:: SHORT EXERCISE 1 ::
Answer these about the judgment, one line each:
(a) Under which section and Act was the petition filed?
(b) What sum did the arbitral tribunal award under claim No.2?
(c) At what rate was interest granted for the pendente lite period and the period after the award?
:: SHORT EXERCISE 2 ::
Reproduce the stretch of the judgment from "Advocates who appeared" through "no counter claim.".

:: SELECTED EXCERPT ::
Citation : 2014 Latest Caselaw 145 Del
Judgement Date : 8 January, 2014

Delhi High Court
M/S. National Highways Authority ... vs M/S. Pcl Suncon (Jv) on 8 January, 2014
Author: Rajiv Shakdher
*      IN THE HIGH COURT OF DELHI AT NEW DELHI
                           Judgment reserved on: 31.10.2013
%                          Judgment delivered on: 08.01.2014

+                         OMP No. 627/2013

M/S. NATIONAL HIGHWAYS AUTHORITY
OF INDIA                                                    ....Petitioner
                          Versus

M/S. PCL SUNCON (JV)                                        ....Respondent

Advocates who appeared in this case:
For the Petitioner: Ms. Padma Priya and Ms. Meenakshi Sood, Advocates.
For the Respondent: Mr. Amit George, Advocate.


CORAM:
HON'BLE MR. JUSTICE RAJIV SHAKDHER

RAJIV SHAKDHER, J.

1. This is a petition filed under Section 34 of the Arbitration and Conciliation Act, 1996 (in short the Act) to assail the award dated 24.02.2013.

2. The petitioner has challenged the findings returned with respect to three claims. The fourth claim, which relates to cost of arbitration, is obviously not challenged because the arbitral tribunal has not awarded any amount in respect of the same to the respondent. The respondent is the original claimant before the arbitral tribunal. The petitioner herein evidently had raised no counter claim.

3. Insofar as claim No.1 is concerned, which pertains to dispute No.7, as between the parties, as told to me, was decided in favour of the

respondent in view of the fact that it was covered by a judgment of the Division Bench of this Court dated 14.08.2013, passed in FAO(OS) No.366/2013 titled M/s National Highways Authority of India vs. M/s Gammon-Atlanta (JV). This aspect was recorded by me, in my order dated 30.09.2013.

4. Therefore, all that I am required to consider is: the petitioner's objection to claim No.2, which I am told pertains to dispute No.8; and claim Nos. 3(a), 3(b) and 3(c), which relate to: "past", "pendente lite" and "future interest".

5. Under claim No.2, the arbitral tribunal has awarded a sum of Rs.2,29,50,919/-. In respect of past period (which is the pre-reference period), interest has been awarded at the rate of 12% p.a. compounded monthly; as per the terms of clause 60.8 (b) of Conditions of Particular Application (COPA), whereas for pendente lite and the period post the date of the award, it has been granted at 12% simple.

6. With the aforesaid preface in place, let me first deal with the grievance of the petitioner vis-à-vis claim No.2.

6.1 This claim has arisen on account of the fact that during the execution of the work, certain items of the Bill of Quantities (BOQ) were omitted. According to the respondent, the omission of BOQ items resulted in loss of overheads and profits. The claim, thus, pertained to reimbursement sought on that account. Though the petitioner claims that the respondent was responsible for not executing the BOQ items in issue, from the material retrieved at site, the respondent takes a completely different stand, which is that no specific directions were issued in that behalf.

:: MATERIAL SUPPLIED ::

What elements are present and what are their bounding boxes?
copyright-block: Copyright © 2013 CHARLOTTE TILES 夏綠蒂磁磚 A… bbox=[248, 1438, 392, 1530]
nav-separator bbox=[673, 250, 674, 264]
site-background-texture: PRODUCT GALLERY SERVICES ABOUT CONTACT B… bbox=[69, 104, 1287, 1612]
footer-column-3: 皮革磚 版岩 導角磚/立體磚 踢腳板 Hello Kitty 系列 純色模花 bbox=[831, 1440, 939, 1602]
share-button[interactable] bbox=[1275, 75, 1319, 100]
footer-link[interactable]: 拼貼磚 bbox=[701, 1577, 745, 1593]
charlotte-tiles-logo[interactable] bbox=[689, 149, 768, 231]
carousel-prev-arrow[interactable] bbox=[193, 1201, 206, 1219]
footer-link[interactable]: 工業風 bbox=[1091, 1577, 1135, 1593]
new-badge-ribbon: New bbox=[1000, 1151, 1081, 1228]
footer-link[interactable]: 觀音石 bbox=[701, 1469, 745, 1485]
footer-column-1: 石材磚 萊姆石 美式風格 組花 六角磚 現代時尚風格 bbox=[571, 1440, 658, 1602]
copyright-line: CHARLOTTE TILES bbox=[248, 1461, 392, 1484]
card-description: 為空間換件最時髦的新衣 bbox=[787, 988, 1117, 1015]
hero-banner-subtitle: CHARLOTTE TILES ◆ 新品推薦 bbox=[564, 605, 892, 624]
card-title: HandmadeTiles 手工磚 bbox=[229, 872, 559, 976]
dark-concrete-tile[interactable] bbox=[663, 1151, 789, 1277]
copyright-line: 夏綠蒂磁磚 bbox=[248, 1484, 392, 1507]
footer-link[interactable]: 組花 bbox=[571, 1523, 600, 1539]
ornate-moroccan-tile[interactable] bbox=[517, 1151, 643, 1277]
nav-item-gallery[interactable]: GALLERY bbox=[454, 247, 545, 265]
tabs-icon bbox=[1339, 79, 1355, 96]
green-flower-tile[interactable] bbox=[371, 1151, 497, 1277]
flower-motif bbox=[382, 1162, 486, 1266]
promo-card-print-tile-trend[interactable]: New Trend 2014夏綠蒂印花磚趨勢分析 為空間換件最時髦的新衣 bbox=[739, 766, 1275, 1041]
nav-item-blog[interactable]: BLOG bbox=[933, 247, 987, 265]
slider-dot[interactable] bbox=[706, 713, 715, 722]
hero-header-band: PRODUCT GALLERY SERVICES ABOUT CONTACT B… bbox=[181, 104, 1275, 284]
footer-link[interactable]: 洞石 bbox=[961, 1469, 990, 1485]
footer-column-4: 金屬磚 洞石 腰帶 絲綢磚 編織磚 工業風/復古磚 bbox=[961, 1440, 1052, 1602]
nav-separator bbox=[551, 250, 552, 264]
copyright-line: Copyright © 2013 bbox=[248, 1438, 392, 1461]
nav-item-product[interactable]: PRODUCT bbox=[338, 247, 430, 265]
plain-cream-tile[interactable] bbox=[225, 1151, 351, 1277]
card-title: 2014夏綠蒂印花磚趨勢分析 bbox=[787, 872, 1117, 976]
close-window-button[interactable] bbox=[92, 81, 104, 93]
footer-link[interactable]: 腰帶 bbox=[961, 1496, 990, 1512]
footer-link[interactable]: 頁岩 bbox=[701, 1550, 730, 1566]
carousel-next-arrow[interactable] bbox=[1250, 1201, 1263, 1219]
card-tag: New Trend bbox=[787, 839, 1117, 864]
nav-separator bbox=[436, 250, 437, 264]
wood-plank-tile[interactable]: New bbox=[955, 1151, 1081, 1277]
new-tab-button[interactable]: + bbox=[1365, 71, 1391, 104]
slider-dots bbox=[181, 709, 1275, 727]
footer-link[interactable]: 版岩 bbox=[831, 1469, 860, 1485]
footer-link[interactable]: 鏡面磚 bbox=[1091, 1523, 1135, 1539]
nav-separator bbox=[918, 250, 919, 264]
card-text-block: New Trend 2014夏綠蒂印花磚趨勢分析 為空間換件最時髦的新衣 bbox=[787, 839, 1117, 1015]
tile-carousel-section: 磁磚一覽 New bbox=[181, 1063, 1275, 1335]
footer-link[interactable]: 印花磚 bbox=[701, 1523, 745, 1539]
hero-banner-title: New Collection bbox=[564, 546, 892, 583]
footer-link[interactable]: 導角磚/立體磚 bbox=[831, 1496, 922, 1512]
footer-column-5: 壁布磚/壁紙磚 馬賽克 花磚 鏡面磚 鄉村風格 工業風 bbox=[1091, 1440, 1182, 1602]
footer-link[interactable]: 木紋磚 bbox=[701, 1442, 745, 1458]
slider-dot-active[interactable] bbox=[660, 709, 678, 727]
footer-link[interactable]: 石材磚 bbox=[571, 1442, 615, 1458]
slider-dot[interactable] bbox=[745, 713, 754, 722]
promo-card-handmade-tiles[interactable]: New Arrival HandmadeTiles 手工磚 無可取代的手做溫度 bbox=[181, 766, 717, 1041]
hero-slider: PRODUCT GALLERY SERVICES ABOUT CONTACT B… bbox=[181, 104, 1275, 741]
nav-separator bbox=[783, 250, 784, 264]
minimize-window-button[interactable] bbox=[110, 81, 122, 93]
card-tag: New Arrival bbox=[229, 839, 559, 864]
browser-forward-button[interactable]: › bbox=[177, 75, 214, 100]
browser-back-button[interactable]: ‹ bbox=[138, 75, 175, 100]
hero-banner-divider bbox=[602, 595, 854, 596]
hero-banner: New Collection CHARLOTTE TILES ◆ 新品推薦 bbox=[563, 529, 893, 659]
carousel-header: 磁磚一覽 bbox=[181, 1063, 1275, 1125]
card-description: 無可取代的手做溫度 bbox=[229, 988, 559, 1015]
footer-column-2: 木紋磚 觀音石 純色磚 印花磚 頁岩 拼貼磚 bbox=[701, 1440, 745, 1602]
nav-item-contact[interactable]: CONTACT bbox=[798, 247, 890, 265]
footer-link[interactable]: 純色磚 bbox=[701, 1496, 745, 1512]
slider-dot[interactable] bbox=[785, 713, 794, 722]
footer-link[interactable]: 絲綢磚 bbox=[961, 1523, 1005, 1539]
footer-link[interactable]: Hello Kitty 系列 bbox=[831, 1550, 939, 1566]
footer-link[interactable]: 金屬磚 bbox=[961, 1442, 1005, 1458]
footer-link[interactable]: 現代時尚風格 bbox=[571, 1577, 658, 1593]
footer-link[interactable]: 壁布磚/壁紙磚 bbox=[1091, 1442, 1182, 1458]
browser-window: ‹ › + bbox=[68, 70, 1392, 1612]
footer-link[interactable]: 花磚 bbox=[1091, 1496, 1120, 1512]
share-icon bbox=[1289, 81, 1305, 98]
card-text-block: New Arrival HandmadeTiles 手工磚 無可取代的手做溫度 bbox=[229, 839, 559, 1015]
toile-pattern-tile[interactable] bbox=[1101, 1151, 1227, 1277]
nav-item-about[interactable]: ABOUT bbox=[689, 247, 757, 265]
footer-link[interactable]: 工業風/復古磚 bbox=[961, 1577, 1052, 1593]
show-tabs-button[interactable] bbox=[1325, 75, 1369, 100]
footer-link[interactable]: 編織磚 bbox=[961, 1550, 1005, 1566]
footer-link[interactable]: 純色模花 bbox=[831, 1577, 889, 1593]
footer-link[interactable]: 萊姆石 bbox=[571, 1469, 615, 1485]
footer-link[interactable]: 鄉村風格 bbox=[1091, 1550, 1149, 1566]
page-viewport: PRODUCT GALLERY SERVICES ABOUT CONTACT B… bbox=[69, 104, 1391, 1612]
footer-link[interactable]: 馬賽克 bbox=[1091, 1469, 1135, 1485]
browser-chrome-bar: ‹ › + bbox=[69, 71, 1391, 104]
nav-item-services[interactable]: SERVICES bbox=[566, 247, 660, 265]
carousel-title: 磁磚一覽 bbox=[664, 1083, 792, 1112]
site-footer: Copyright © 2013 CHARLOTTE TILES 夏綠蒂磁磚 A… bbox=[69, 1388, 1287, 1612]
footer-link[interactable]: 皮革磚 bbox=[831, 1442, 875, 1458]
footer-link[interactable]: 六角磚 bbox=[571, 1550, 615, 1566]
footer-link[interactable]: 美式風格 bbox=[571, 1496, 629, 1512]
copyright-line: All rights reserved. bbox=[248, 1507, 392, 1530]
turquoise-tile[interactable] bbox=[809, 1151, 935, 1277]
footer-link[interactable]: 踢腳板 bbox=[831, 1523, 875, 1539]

:: EXERCISE RESULT 1 ::
(a) Section 34 of the Arbitration and Conciliation Act, 1996
(b) Rs.2,29,50,919/-
(c) 12% simple

:: EXERCISE RESULT 2 ::
Advocates who appeared in this case:
For the Petitioner: Ms. Padma Priya and Ms. Meenakshi Sood, Advocates.
For the Respondent: Mr. Amit George, Advocate.


CORAM:
HON'BLE MR. JUSTICE RAJIV SHAKDHER

RAJIV SHAKDHER, J.

1. This is a petition filed under Section 34 of the Arbitration and Conciliation Act, 1996 (in short the Act) to assail the award dated 24.02.2013.

2. The petitioner has challenged the findings returned with respect to three claims. The fourth claim, which relates to cost of arbitration, is obviously not challenged because the arbitral tribunal has not awarded any amount in respect of the same to the respondent. The respondent is the original claimant before the arbitral tribunal. The petitioner herein evidently had raised no counter claim.